Stated exercise: Select every line holding the word "caption" and copy it.

-- START OF Dataset records --

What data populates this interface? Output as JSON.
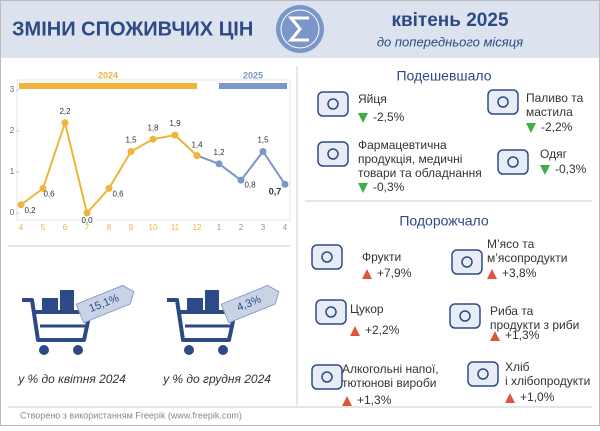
{
  "header": {
    "title": "ЗМІНИ СПОЖИВЧИХ ЦІН",
    "period": "квітень 2025",
    "comparison": "до попереднього місяця"
  },
  "chart_data": {
    "type": "line",
    "categories": [
      "4",
      "5",
      "6",
      "7",
      "8",
      "9",
      "10",
      "11",
      "12",
      "1",
      "2",
      "3",
      "4"
    ],
    "series": [
      {
        "name": "2024",
        "color": "#f0b43c",
        "values": [
          0.2,
          0.6,
          2.2,
          0.0,
          0.6,
          1.5,
          1.8,
          1.9,
          1.4,
          null,
          null,
          null,
          null
        ]
      },
      {
        "name": "2025",
        "color": "#7b96c9",
        "values": [
          null,
          null,
          null,
          null,
          null,
          null,
          null,
          null,
          null,
          1.2,
          0.8,
          1.5,
          0.7
        ]
      }
    ],
    "value_labels": [
      "0,2",
      "0,6",
      "2,2",
      "0,0",
      "0,6",
      "1,5",
      "1,8",
      "1,9",
      "1,4",
      "1,2",
      "0,8",
      "1,5",
      "0,7"
    ],
    "ylim": [
      0,
      3
    ],
    "yticks": [
      0,
      1,
      2,
      3
    ],
    "grid": false
  },
  "cumulative": [
    {
      "value_label": "15,1%",
      "caption": "у % до квітня 2024"
    },
    {
      "value_label": "4,3%",
      "caption": "у % до грудня 2024"
    }
  ],
  "cheaper": {
    "heading": "Подешевшало",
    "color": "#3fae49",
    "items": [
      {
        "label": [
          "Яйця"
        ],
        "change": "-2,5%"
      },
      {
        "label": [
          "Паливо та",
          "мастила"
        ],
        "change": "-2,2%"
      },
      {
        "label": [
          "Фармацевтична",
          "продукція, медичні",
          "товари та обладнання"
        ],
        "change": "-0,3%"
      },
      {
        "label": [
          "Одяг"
        ],
        "change": "-0,3%"
      }
    ]
  },
  "pricier": {
    "heading": "Подорожчало",
    "color": "#e0533f",
    "items": [
      {
        "label": [
          "Фрукти"
        ],
        "change": "+7,9%"
      },
      {
        "label": [
          "М’ясо та",
          "м’ясопродукти"
        ],
        "change": "+3,8%"
      },
      {
        "label": [
          "Цукор"
        ],
        "change": "+2,2%"
      },
      {
        "label": [
          "Риба та",
          "продукти з риби"
        ],
        "change": "+1,3%"
      },
      {
        "label": [
          "Алкогольні напої,",
          "тютюнові вироби"
        ],
        "change": "+1,3%"
      },
      {
        "label": [
          "Хліб",
          "і хлібопродукти"
        ],
        "change": "+1,0%"
      }
    ]
  },
  "footer": "Створено з використанням Freepik (www.freepik.com)"
}
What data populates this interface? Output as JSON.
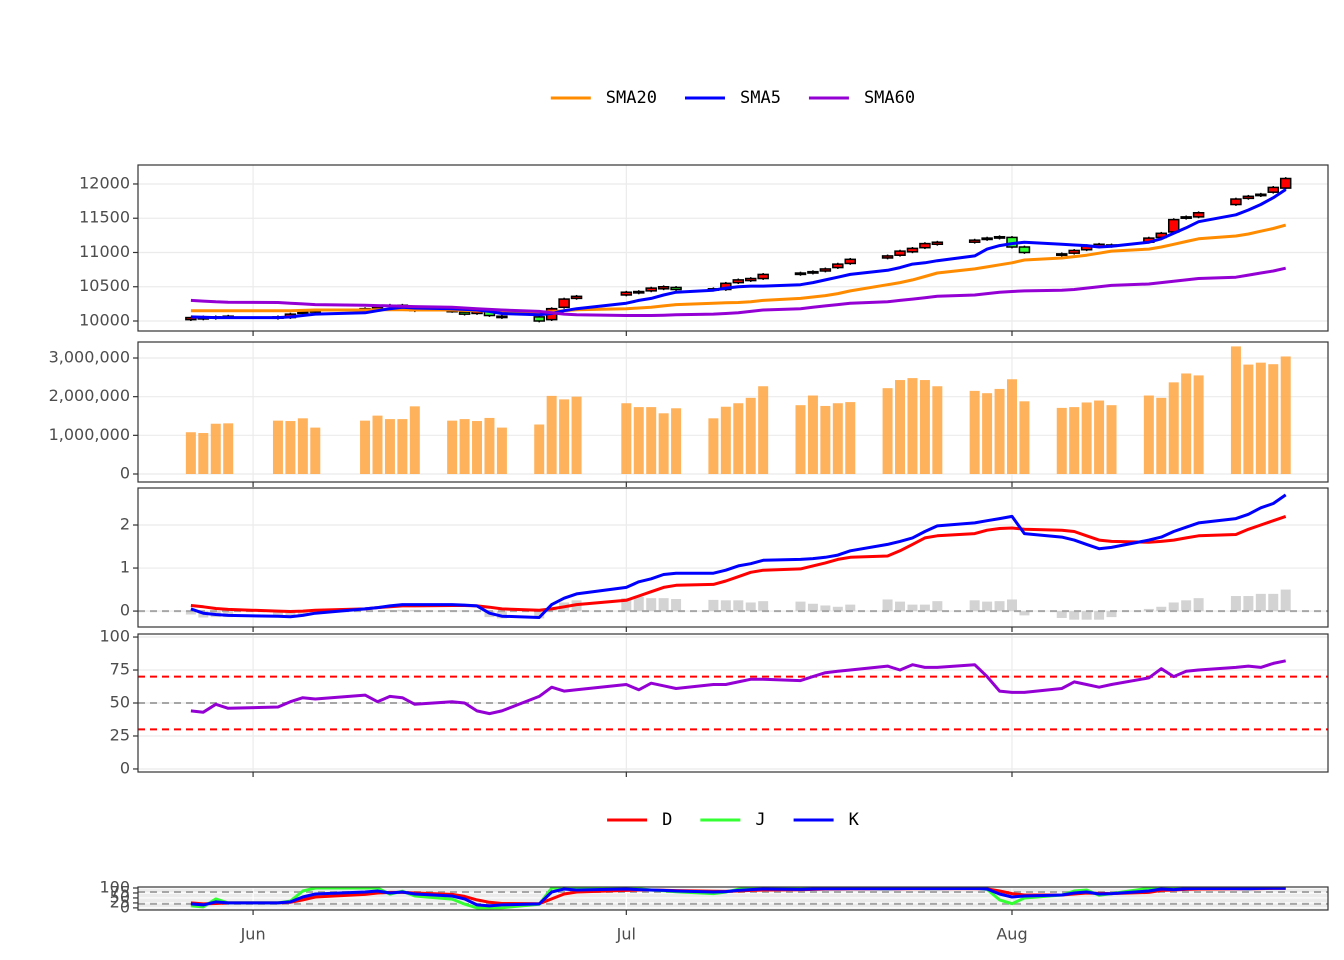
{
  "chart_data": [
    {
      "type": "candlestick",
      "x": [
        148,
        149,
        150,
        151,
        155,
        156,
        157,
        158,
        162,
        163,
        164,
        165,
        166,
        169,
        170,
        171,
        172,
        173,
        176,
        177,
        178,
        179,
        183,
        184,
        185,
        186,
        187,
        190,
        191,
        192,
        193,
        194,
        197,
        198,
        199,
        200,
        201,
        204,
        205,
        206,
        207,
        208,
        211,
        212,
        213,
        214,
        215,
        218,
        219,
        220,
        221,
        222,
        225,
        226,
        227,
        228,
        229,
        232,
        233,
        234,
        235,
        236
      ],
      "xlim": [
        143.75,
        239.4
      ],
      "xticks": [
        {
          "value": 153,
          "label": "Jun"
        },
        {
          "value": 183,
          "label": "Jul"
        },
        {
          "value": 214,
          "label": "Aug"
        }
      ],
      "open": [
        10020,
        10060,
        10040,
        10050,
        10060,
        10050,
        10110,
        10130,
        10160,
        10190,
        10220,
        10230,
        10190,
        10150,
        10130,
        10110,
        10140,
        10070,
        10060,
        10020,
        10200,
        10330,
        10380,
        10410,
        10440,
        10470,
        10490,
        10470,
        10460,
        10560,
        10590,
        10620,
        10680,
        10700,
        10730,
        10780,
        10840,
        10920,
        10960,
        11010,
        11070,
        11120,
        11150,
        11190,
        11210,
        11220,
        11080,
        10960,
        10990,
        11040,
        11090,
        11110,
        11150,
        11220,
        11300,
        11500,
        11520,
        11700,
        11790,
        11830,
        11880,
        11940
      ],
      "high": [
        10060,
        10080,
        10080,
        10090,
        10080,
        10120,
        10150,
        10170,
        10200,
        10240,
        10250,
        10250,
        10210,
        10170,
        10150,
        10170,
        10160,
        10090,
        10080,
        10200,
        10340,
        10380,
        10440,
        10450,
        10500,
        10520,
        10510,
        10490,
        10570,
        10620,
        10640,
        10700,
        10720,
        10740,
        10780,
        10850,
        10920,
        10970,
        11040,
        11080,
        11150,
        11170,
        11200,
        11230,
        11250,
        11240,
        11100,
        11000,
        11050,
        11120,
        11140,
        11130,
        11230,
        11300,
        11500,
        11540,
        11600,
        11800,
        11840,
        11870,
        11970,
        12100
      ],
      "low": [
        10000,
        10010,
        10020,
        10030,
        10020,
        10030,
        10090,
        10110,
        10140,
        10170,
        10200,
        10180,
        10130,
        10120,
        10080,
        10090,
        10060,
        10030,
        9980,
        10000,
        10180,
        10310,
        10360,
        10390,
        10420,
        10450,
        10440,
        10430,
        10440,
        10540,
        10570,
        10600,
        10660,
        10680,
        10710,
        10760,
        10820,
        10900,
        10940,
        10990,
        11050,
        11100,
        11130,
        11170,
        11190,
        11060,
        10980,
        10940,
        10970,
        11020,
        11070,
        11070,
        11130,
        11200,
        11280,
        11480,
        11500,
        11680,
        11770,
        11810,
        11860,
        11920
      ],
      "close": [
        10050,
        10030,
        10060,
        10070,
        10040,
        10100,
        10130,
        10150,
        10180,
        10220,
        10230,
        10200,
        10150,
        10140,
        10100,
        10150,
        10080,
        10050,
        10000,
        10180,
        10320,
        10360,
        10420,
        10430,
        10480,
        10500,
        10460,
        10450,
        10550,
        10600,
        10620,
        10680,
        10700,
        10720,
        10760,
        10830,
        10900,
        10950,
        11020,
        11060,
        11130,
        11150,
        11180,
        11210,
        11230,
        11080,
        11000,
        10980,
        11030,
        11100,
        11120,
        11090,
        11210,
        11280,
        11480,
        11520,
        11580,
        11780,
        11820,
        11850,
        11950,
        12080
      ],
      "up_color": "#ff0000",
      "down_color": "#33ff33",
      "series": [
        {
          "name": "SMA20",
          "color": "#ff8c00",
          "values": [
            10150,
            10150,
            10150,
            10150,
            10150,
            10150,
            10155,
            10160,
            10160,
            10165,
            10165,
            10165,
            10160,
            10160,
            10155,
            10150,
            10145,
            10140,
            10130,
            10135,
            10150,
            10165,
            10180,
            10190,
            10200,
            10220,
            10240,
            10260,
            10265,
            10270,
            10280,
            10300,
            10330,
            10350,
            10370,
            10400,
            10440,
            10530,
            10560,
            10600,
            10650,
            10700,
            10760,
            10790,
            10820,
            10850,
            10890,
            10920,
            10940,
            10960,
            10990,
            11020,
            11050,
            11080,
            11120,
            11160,
            11200,
            11240,
            11270,
            11310,
            11350,
            11400
          ]
        },
        {
          "name": "SMA5",
          "color": "#0000ff",
          "values": [
            10060,
            10055,
            10050,
            10050,
            10050,
            10060,
            10080,
            10100,
            10120,
            10150,
            10180,
            10200,
            10190,
            10180,
            10170,
            10160,
            10140,
            10110,
            10090,
            10110,
            10150,
            10180,
            10260,
            10300,
            10330,
            10380,
            10420,
            10450,
            10480,
            10500,
            10510,
            10510,
            10530,
            10560,
            10600,
            10640,
            10680,
            10740,
            10780,
            10830,
            10850,
            10880,
            10950,
            11050,
            11100,
            11130,
            11150,
            11120,
            11110,
            11100,
            11080,
            11090,
            11150,
            11200,
            11280,
            11360,
            11450,
            11550,
            11620,
            11700,
            11800,
            11920
          ]
        },
        {
          "name": "SMA60",
          "color": "#9400d3",
          "values": [
            10300,
            10290,
            10280,
            10275,
            10270,
            10260,
            10250,
            10240,
            10230,
            10225,
            10220,
            10215,
            10210,
            10200,
            10190,
            10180,
            10170,
            10160,
            10140,
            10120,
            10100,
            10090,
            10080,
            10080,
            10080,
            10085,
            10090,
            10100,
            10110,
            10120,
            10140,
            10160,
            10180,
            10200,
            10220,
            10240,
            10260,
            10280,
            10300,
            10320,
            10340,
            10360,
            10380,
            10400,
            10420,
            10430,
            10440,
            10450,
            10460,
            10480,
            10500,
            10520,
            10540,
            10560,
            10580,
            10600,
            10620,
            10640,
            10670,
            10700,
            10730,
            10770
          ]
        }
      ],
      "ylim": [
        9854,
        12277
      ],
      "yticks": [
        10000,
        10500,
        11000,
        11500,
        12000
      ],
      "grid": true,
      "legend": "top"
    },
    {
      "type": "bar",
      "color": "#ffa53f",
      "values": [
        1080000,
        1060000,
        1300000,
        1310000,
        1380000,
        1370000,
        1440000,
        1200000,
        1380000,
        1510000,
        1420000,
        1420000,
        1750000,
        1380000,
        1420000,
        1370000,
        1450000,
        1200000,
        1280000,
        2020000,
        1930000,
        2000000,
        1830000,
        1730000,
        1730000,
        1570000,
        1700000,
        1440000,
        1740000,
        1830000,
        1970000,
        2270000,
        1780000,
        2030000,
        1760000,
        1830000,
        1860000,
        2220000,
        2430000,
        2480000,
        2430000,
        2270000,
        2150000,
        2090000,
        2200000,
        2450000,
        1880000,
        1710000,
        1730000,
        1850000,
        1900000,
        1780000,
        2030000,
        1970000,
        2370000,
        2600000,
        2550000,
        3300000,
        2830000,
        2880000,
        2840000,
        3040000
      ],
      "ylim": [
        -207000,
        3414000
      ],
      "yticks": [
        0,
        {
          "value": 1000000,
          "label": "1,000,000"
        },
        {
          "value": 2000000,
          "label": "2,000,000"
        },
        {
          "value": 3000000,
          "label": "3,000,000"
        }
      ],
      "grid": true
    },
    {
      "type": "line",
      "series": [
        {
          "type": "bar",
          "color": "#d3d3d3",
          "values": [
            -0.08,
            -0.15,
            -0.14,
            -0.14,
            -0.12,
            -0.12,
            -0.1,
            -0.07,
            0.0,
            0.0,
            0.02,
            0.03,
            0.03,
            0.02,
            0.01,
            0.0,
            -0.14,
            -0.17,
            -0.17,
            0.1,
            0.2,
            0.25,
            0.3,
            0.33,
            0.3,
            0.3,
            0.28,
            0.26,
            0.25,
            0.25,
            0.2,
            0.23,
            0.22,
            0.17,
            0.13,
            0.1,
            0.15,
            0.27,
            0.22,
            0.15,
            0.15,
            0.23,
            0.25,
            0.22,
            0.23,
            0.27,
            -0.1,
            -0.16,
            -0.2,
            -0.2,
            -0.2,
            -0.14,
            0.05,
            0.1,
            0.2,
            0.25,
            0.3,
            0.35,
            0.35,
            0.4,
            0.4,
            0.5
          ]
        },
        {
          "color": "#ff0000",
          "values": [
            0.13,
            0.1,
            0.06,
            0.04,
            0.0,
            -0.01,
            0.0,
            0.02,
            0.05,
            0.08,
            0.1,
            0.12,
            0.12,
            0.13,
            0.13,
            0.12,
            0.09,
            0.05,
            0.02,
            0.05,
            0.1,
            0.15,
            0.25,
            0.35,
            0.45,
            0.55,
            0.6,
            0.62,
            0.7,
            0.8,
            0.9,
            0.95,
            0.98,
            1.05,
            1.12,
            1.2,
            1.25,
            1.28,
            1.4,
            1.55,
            1.7,
            1.75,
            1.8,
            1.88,
            1.92,
            1.93,
            1.9,
            1.88,
            1.85,
            1.75,
            1.65,
            1.62,
            1.6,
            1.62,
            1.65,
            1.7,
            1.75,
            1.78,
            1.9,
            2.0,
            2.1,
            2.2
          ]
        },
        {
          "color": "#0000ff",
          "values": [
            0.05,
            -0.05,
            -0.08,
            -0.1,
            -0.12,
            -0.13,
            -0.1,
            -0.05,
            0.05,
            0.08,
            0.12,
            0.15,
            0.15,
            0.15,
            0.14,
            0.12,
            -0.05,
            -0.12,
            -0.15,
            0.15,
            0.3,
            0.4,
            0.55,
            0.68,
            0.75,
            0.85,
            0.88,
            0.88,
            0.95,
            1.05,
            1.1,
            1.18,
            1.2,
            1.22,
            1.25,
            1.3,
            1.4,
            1.55,
            1.62,
            1.7,
            1.85,
            1.98,
            2.05,
            2.1,
            2.15,
            2.2,
            1.8,
            1.72,
            1.65,
            1.55,
            1.45,
            1.48,
            1.65,
            1.72,
            1.85,
            1.95,
            2.05,
            2.15,
            2.25,
            2.4,
            2.5,
            2.7
          ]
        }
      ],
      "hlines": [
        {
          "value": 0,
          "color": "#a6a6a6"
        }
      ],
      "ylim": [
        -0.37,
        2.86
      ],
      "yticks": [
        0,
        1,
        2
      ],
      "grid": true
    },
    {
      "type": "line",
      "series": [
        {
          "color": "#9400d3",
          "values": [
            44,
            43,
            49,
            46,
            47,
            51,
            54,
            53,
            56,
            51,
            55,
            54,
            49,
            51,
            50,
            44,
            42,
            44,
            55,
            62,
            59,
            60,
            64,
            60,
            65,
            63,
            61,
            64,
            64,
            66,
            68,
            68,
            67,
            70,
            73,
            74,
            75,
            78,
            75,
            79,
            77,
            77,
            79,
            70,
            59,
            58,
            58,
            61,
            66,
            64,
            62,
            64,
            69,
            76,
            70,
            74,
            75,
            77,
            78,
            77,
            80,
            82
          ]
        }
      ],
      "hlines": [
        {
          "value": 30,
          "color": "#ff0000"
        },
        {
          "value": 50,
          "color": "#a6a6a6"
        },
        {
          "value": 70,
          "color": "#ff0000"
        }
      ],
      "ylim": [
        -2.3,
        102.3
      ],
      "yticks": [
        0,
        25,
        50,
        75,
        100
      ],
      "grid": true
    },
    {
      "type": "line",
      "background": "#ebebeb",
      "series": [
        {
          "name": "D",
          "color": "#ff0000",
          "values": [
            25,
            20,
            22,
            25,
            25,
            28,
            40,
            55,
            68,
            75,
            78,
            78,
            75,
            68,
            58,
            40,
            28,
            22,
            21,
            45,
            70,
            80,
            88,
            90,
            90,
            89,
            87,
            84,
            83,
            85,
            88,
            90,
            91,
            93,
            95,
            95,
            96,
            96,
            96,
            97,
            97,
            97,
            97,
            96,
            85,
            72,
            65,
            65,
            70,
            75,
            73,
            72,
            78,
            88,
            90,
            93,
            95,
            96,
            96,
            97,
            98,
            98
          ]
        },
        {
          "name": "J",
          "color": "#33ff33",
          "values": [
            10,
            5,
            45,
            25,
            25,
            34,
            85,
            100,
            100,
            100,
            69,
            84,
            60,
            44,
            19,
            0,
            0,
            1,
            18,
            100,
            100,
            100,
            100,
            96,
            90,
            86,
            81,
            72,
            80,
            94,
            100,
            100,
            97,
            99,
            100,
            98,
            99,
            96,
            99,
            100,
            97,
            97,
            100,
            93,
            40,
            21,
            50,
            65,
            85,
            90,
            64,
            72,
            99,
            100,
            96,
            100,
            100,
            99,
            96,
            100,
            100,
            100
          ]
        },
        {
          "name": "K",
          "color": "#0000ff",
          "values": [
            20,
            15,
            30,
            25,
            25,
            30,
            55,
            70,
            80,
            85,
            75,
            80,
            70,
            60,
            45,
            15,
            10,
            15,
            20,
            80,
            95,
            90,
            95,
            92,
            90,
            88,
            85,
            80,
            82,
            88,
            92,
            95,
            93,
            95,
            97,
            96,
            97,
            96,
            97,
            98,
            97,
            97,
            98,
            95,
            70,
            55,
            60,
            65,
            75,
            80,
            70,
            72,
            85,
            95,
            92,
            96,
            98,
            97,
            96,
            98,
            99,
            99
          ]
        }
      ],
      "hlines": [
        {
          "value": 20,
          "color": "#a6a6a6"
        },
        {
          "value": 80,
          "color": "#a6a6a6"
        }
      ],
      "ylim": [
        -10.5,
        105
      ],
      "yticks": [
        0,
        25,
        50,
        75,
        100
      ],
      "grid": true,
      "legend": "top"
    }
  ]
}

-- END OF Dataset records --

Result for this task:
      "caption": "у % до квітня 2024"
      "caption": "у % до грудня 2024"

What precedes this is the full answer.